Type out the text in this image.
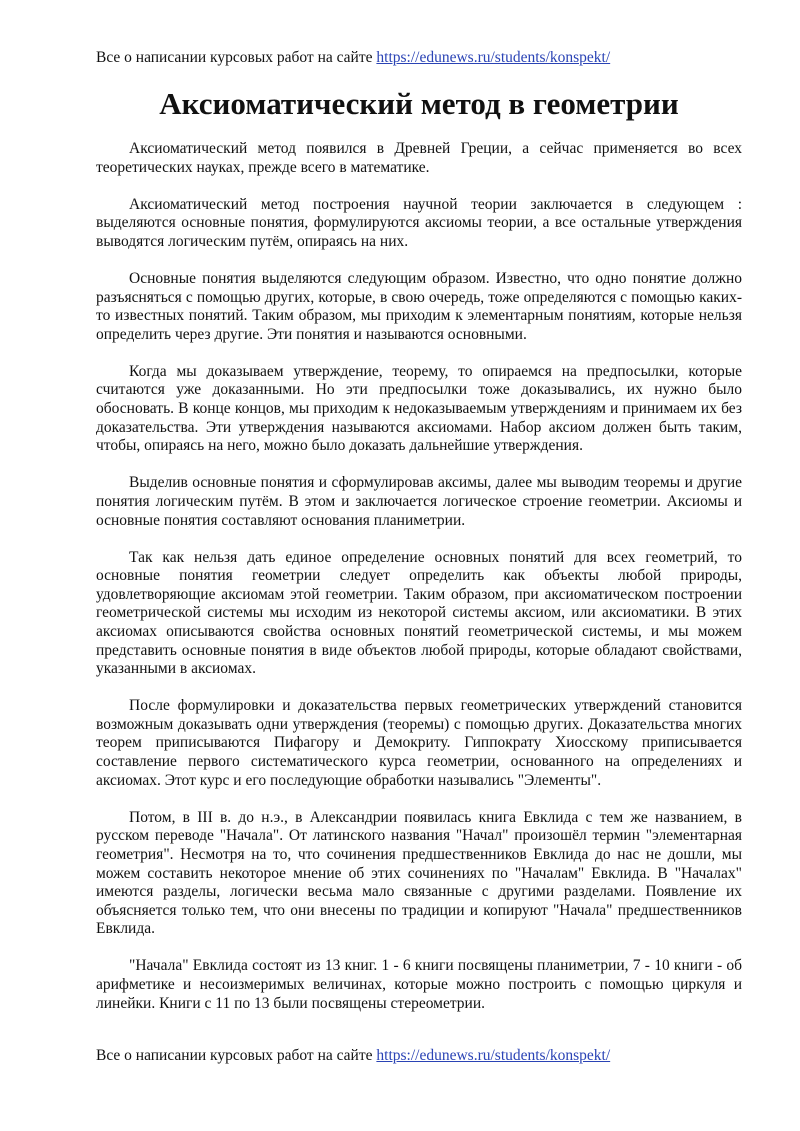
Все о написании курсовых работ на сайте https://edunews.ru/students/konspekt/
Аксиоматический метод в геометрии

Аксиоматический метод появился в Древней Греции, а сейчас применяется во всех теоретических науках, прежде всего в математике.

Аксиоматический метод построения научной теории заключается в следующем : выделяются основные понятия, формулируются аксиомы теории, а все остальные утверждения выводятся логическим путём, опираясь на них.

Основные понятия выделяются следующим образом. Известно, что одно понятие должно разъясняться с помощью других, которые, в свою очередь, тоже определяются с помощью каких-то известных понятий. Таким образом, мы приходим к элементарным понятиям, которые нельзя определить через другие. Эти понятия и называются основными.

Когда мы доказываем утверждение, теорему, то опираемся на предпосылки, которые считаются уже доказанными. Но эти предпосылки тоже доказывались, их нужно было обосновать. В конце концов, мы приходим к недоказываемым утверждениям и принимаем их без доказательства. Эти утверждения называются аксиомами. Набор аксиом должен быть таким, чтобы, опираясь на него, можно было доказать дальнейшие утверждения.

Выделив основные понятия и сформулировав аксимы, далее мы выводим теоремы и другие понятия логическим путём. В этом и заключается логическое строение геометрии. Аксиомы и основные понятия составляют основания планиметрии.

Так как нельзя дать единое определение основных понятий для всех геометрий, то основные понятия геометрии следует определить как объекты любой природы, удовлетворяющие аксиомам этой геометрии. Таким образом, при аксиоматическом построении геометрической системы мы исходим из некоторой системы аксиом, или аксиоматики. В этих аксиомах описываются свойства основных понятий геометрической системы, и мы можем представить основные понятия в виде объектов любой природы, которые обладают свойствами, указанными в аксиомах.

После формулировки и доказательства первых геометрических утверждений становится возможным доказывать одни утверждения (теоремы) с помощью других. Доказательства многих теорем приписываются Пифагору и Демокриту. Гиппократу Хиосскому приписывается составление первого систематического курса геометрии, основанного на определениях и аксиомах. Этот курс и его последующие обработки назывались "Элементы".

Потом, в III в. до н.э., в Александрии появилась книга Евклида с тем же названием, в русском переводе "Начала". От латинского названия "Начал" произошёл термин "элементарная геометрия". Несмотря на то, что сочинения предшественников Евклида до нас не дошли, мы можем составить некоторое мнение об этих сочинениях по "Началам" Евклида. В "Началах" имеются разделы, логически весьма мало связанные с другими разделами. Появление их объясняется только тем, что они внесены по традиции и копируют "Начала" предшественников Евклида.

"Начала" Евклида состоят из 13 книг. 1 - 6 книги посвящены планиметрии, 7 - 10 книги - об арифметике и несоизмеримых величинах, которые можно построить с помощью циркуля и линейки. Книги с 11 по 13 были посвящены стереометрии.

Все о написании курсовых работ на сайте https://edunews.ru/students/konspekt/
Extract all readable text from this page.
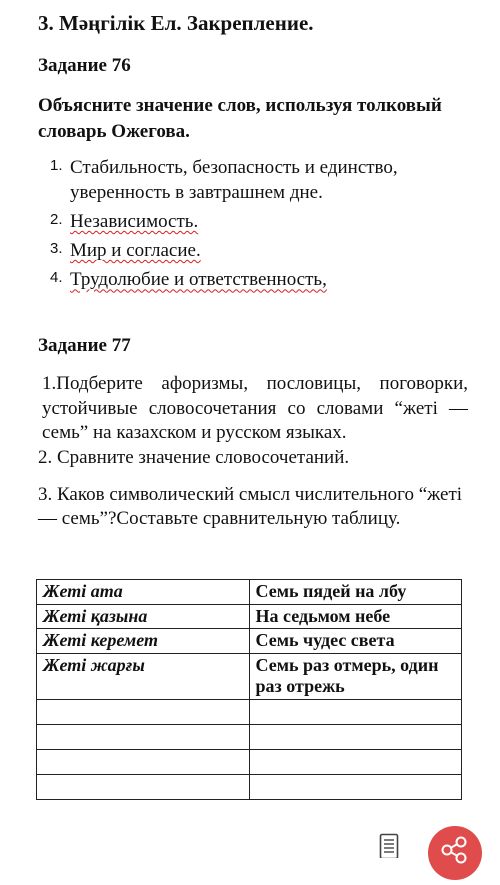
3. Мәңгілік Ел. Закрепление.
Задание 76
Объясните значение слов, используя толковый словарь Ожегова.
1. Стабильность, безопасность и единство, уверенность в завтрашнем дне.
2. Независимость.
3. Мир и согласие.
4. Трудолюбие и ответственность,
Задание 77

1.Подберите афоризмы, пословицы, поговорки, устойчивые словосочетания со словами “жеті — семь” на казахском и русском языках.

2. Сравните значение словосочетаний.

3. Каков символический смысл числительного “жеті — семь”?Составьте сравнительную таблицу.

Жеті ата	Семь пядей на лбу
Жеті қазына	На седьмом небе
Жеті керемет	Семь чудес света
Жеті жарғы	Семь раз отмерь, один раз отрежь
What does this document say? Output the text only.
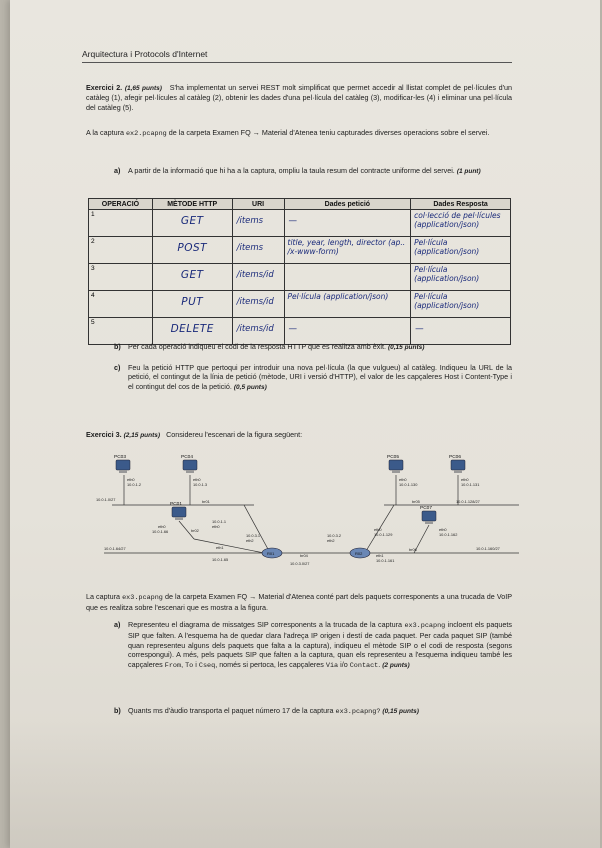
Arquitectura i Protocols d'Internet
Exercici 2. (1,65 punts) S'ha implementat un servei REST molt simplificat que permet accedir al llistat complet de pel·lícules d'un catàleg (1), afegir pel·lícules al catàleg (2), obtenir les dades d'una pel·lícula del catàleg (3), modificar-les (4) i eliminar una pel·lícula del catàleg (5).
A la captura ex2.pcapng de la carpeta Examen FQ → Material d'Atenea teniu capturades diverses operacions sobre el servei.
a) A partir de la informació que hi ha a la captura, ompliu la taula resum del contracte uniforme del servei. (1 punt)
OPERACIÓ	MÈTODE HTTP	URI	Dades petició	Dades Resposta

1	GET	/items	—	col·lecció de pel·lícules (application/json)

2	POST	/items	title, year, length, director (ap.. /x-www-form)	Pel·lícula (application/json)

3	GET	/items/id		Pel·lícula (application/json)

4	PUT	/items/id	Pel·lícula (application/json)	Pel·lícula (application/json)

5	DELETE	/items/id	—	—
b) Per cada operació indiqueu el codi de la resposta HTTP que es realitza amb èxit. (0,15 punts)
c) Feu la petició HTTP que pertoqui per introduir una nova pel·lícula (la que vulgueu) al catàleg. Indiqueu la URL de la petició, el contingut de la línia de petició (mètode, URI i versió d'HTTP), el valor de les capçaleres Host i Content-Type i el contingut del cos de la petició. (0,5 punts)
Exercici 3. (2,15 punts) Considereu l'escenari de la figura següent:
PC03	PC04
PC01
PC05	PC06
PC07
R01	R02
eth0
10.0.1.2
10.0.1.0/27
eth0
10.0.1.3
br01
eth0
10.0.1.66	br02
10.0.1.1
eth0
eth1
10.0.1.65
10.0.1.64/27
10.0.3.1
eth2
br04
10.0.3.0/27
10.0.3.2
eth2
eth0
10.0.1.129
eth1
10.0.1.161
eth0
10.0.1.130
br05
eth0
10.0.1.131
10.0.1.128/27
eth0
10.0.1.162
br06	10.0.1.160/27
La captura ex3.pcapng de la carpeta Examen FQ → Material d'Atenea conté part dels paquets corresponents a una trucada de VoIP que es realitza sobre l'escenari que es mostra a la figura.
a) Representeu el diagrama de missatges SIP corresponents a la trucada de la captura ex3.pcapng incloent els paquets SIP que falten. A l'esquema ha de quedar clara l'adreça IP origen i destí de cada paquet. Per cada paquet SIP (també quan representeu alguns dels paquets que falta a la captura), indiqueu el mètode SIP o el codi de resposta (segons correspongui). A més, pels paquets SIP que falten a la captura, quan els representeu a l'esquema indiqueu també les capçaleres From, To i Cseq, només si pertoca, les capçaleres Via i/o Contact. (2 punts)
b) Quants ms d'àudio transporta el paquet número 17 de la captura ex3.pcapng? (0,15 punts)
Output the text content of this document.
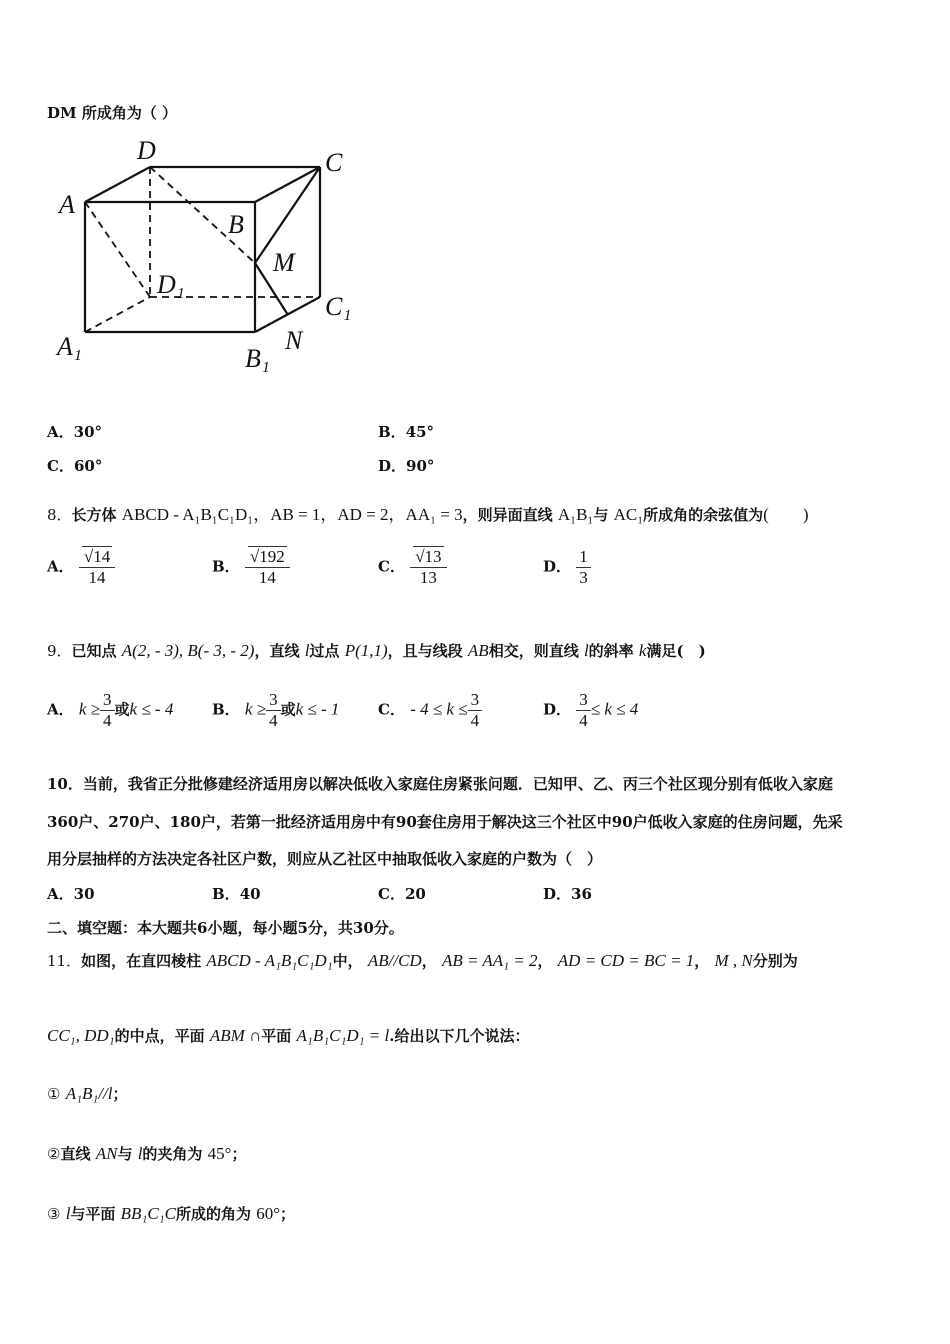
DM 所成角为（ ）
D	C
A
B
M
D₁
C₁
A₁	B₁
N
A．30°	B．45°
C．60°	D．90°
8．长方体 ABCD - A₁B₁C₁D₁，AB = 1，AD = 2，AA₁ = 3，则异面直线 A₁B₁与 AC₁所成角的余弦值为(　　)
A． $\frac{√14}{14}$	B． $\frac{√192}{14}$	C． $\frac{√13}{13}$	D． $\frac{1}{3}$
9．已知点 A(2, - 3), B(- 3, - 2)，直线 l过点 P(1,1)，且与线段 AB相交，则直线 l的斜率 k满足(　)
A． $k \ge \frac{3}{4}$ 或k ≤ - 4	B． $k \ge \frac{3}{4}$ 或k ≤ - 1	C． - $4 \le k \le \frac{3}{4}$	D． $\frac{3}{4} \le k \le 4$
10．当前，我省正分批修建经济适用房以解决低收入家庭住房紧张问题．已知甲、乙、丙三个社区现分别有低收入家庭
360户、270户、180户，若第一批经济适用房中有90套住房用于解决这三个社区中90户低收入家庭的住房问题，先采
用分层抽样的方法决定各社区户数，则应从乙社区中抽取低收入家庭的户数为（　）
A．30	B．40	C．20	D．36
二、填空题：本大题共6小题，每小题5分，共30分。
11．如图，在直四棱柱 ABCD - A₁B₁C₁D₁中， AB//CD， AB = AA₁ = 2， AD = CD = BC = 1， M , N分别为
CC₁, DD₁的中点，平面 ABM ∩平面 A₁B₁C₁D₁ = l.给出以下几个说法：
① A₁B₁//l；
②直线 AN与 l的夹角为 45°；
③ l与平面 BB₁C₁C所成的角为 60°；
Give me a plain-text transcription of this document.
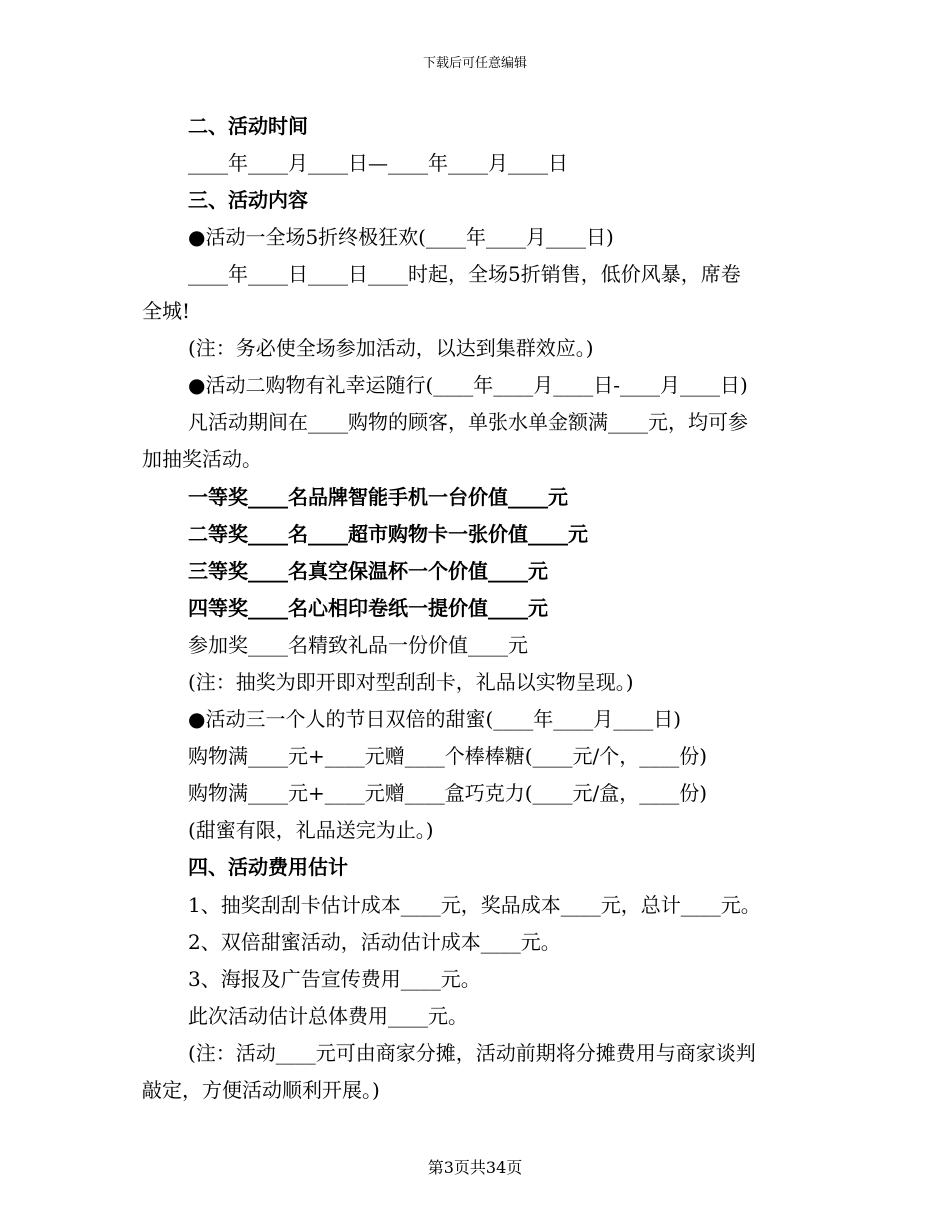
下载后可任意编辑
二、活动时间
____年____月____日—____年____月____日
三、活动内容
●活动一全场5折终极狂欢(____年____月____日)
____年____日____日____时起，全场5折销售，低价风暴，席卷
全城!
(注：务必使全场参加活动，以达到集群效应。)
●活动二购物有礼幸运随行(____年____月____日-____月____日)
凡活动期间在____购物的顾客，单张水单金额满____元，均可参
加抽奖活动。
一等奖____名品牌智能手机一台价值____元
二等奖____名____超市购物卡一张价值____元
三等奖____名真空保温杯一个价值____元
四等奖____名心相印卷纸一提价值____元
参加奖____名精致礼品一份价值____元
(注：抽奖为即开即对型刮刮卡，礼品以实物呈现。)
●活动三一个人的节日双倍的甜蜜(____年____月____日)
购物满____元+____元赠____个棒棒糖(____元/个，____份)
购物满____元+____元赠____盒巧克力(____元/盒，____份)
(甜蜜有限，礼品送完为止。)
四、活动费用估计
1、抽奖刮刮卡估计成本____元，奖品成本____元，总计____元。
2、双倍甜蜜活动，活动估计成本____元。
3、海报及广告宣传费用____元。
此次活动估计总体费用____元。
(注：活动____元可由商家分摊，活动前期将分摊费用与商家谈判
敲定，方便活动顺利开展。)
第3页共34页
----
# Aim
Take the line containing "Give me a plain-text" and every line after it up to the end of the entries, and quote them exactly. Both ends count; the pictures do not.

# Completed exercise
Give me a plain-text transcription of this document.
下载后可任意编辑
二、活动时间
____年____月____日—____年____月____日
三、活动内容
●活动一全场5折终极狂欢(____年____月____日)
____年____日____日____时起，全场5折销售，低价风暴，席卷
全城!
(注：务必使全场参加活动，以达到集群效应。)
●活动二购物有礼幸运随行(____年____月____日-____月____日)
凡活动期间在____购物的顾客，单张水单金额满____元，均可参
加抽奖活动。
一等奖____名品牌智能手机一台价值____元
二等奖____名____超市购物卡一张价值____元
三等奖____名真空保温杯一个价值____元
四等奖____名心相印卷纸一提价值____元
参加奖____名精致礼品一份价值____元
(注：抽奖为即开即对型刮刮卡，礼品以实物呈现。)
●活动三一个人的节日双倍的甜蜜(____年____月____日)
购物满____元+____元赠____个棒棒糖(____元/个，____份)
购物满____元+____元赠____盒巧克力(____元/盒，____份)
(甜蜜有限，礼品送完为止。)
四、活动费用估计
1、抽奖刮刮卡估计成本____元，奖品成本____元，总计____元。
2、双倍甜蜜活动，活动估计成本____元。
3、海报及广告宣传费用____元。
此次活动估计总体费用____元。
(注：活动____元可由商家分摊，活动前期将分摊费用与商家谈判
敲定，方便活动顺利开展。)
第3页共34页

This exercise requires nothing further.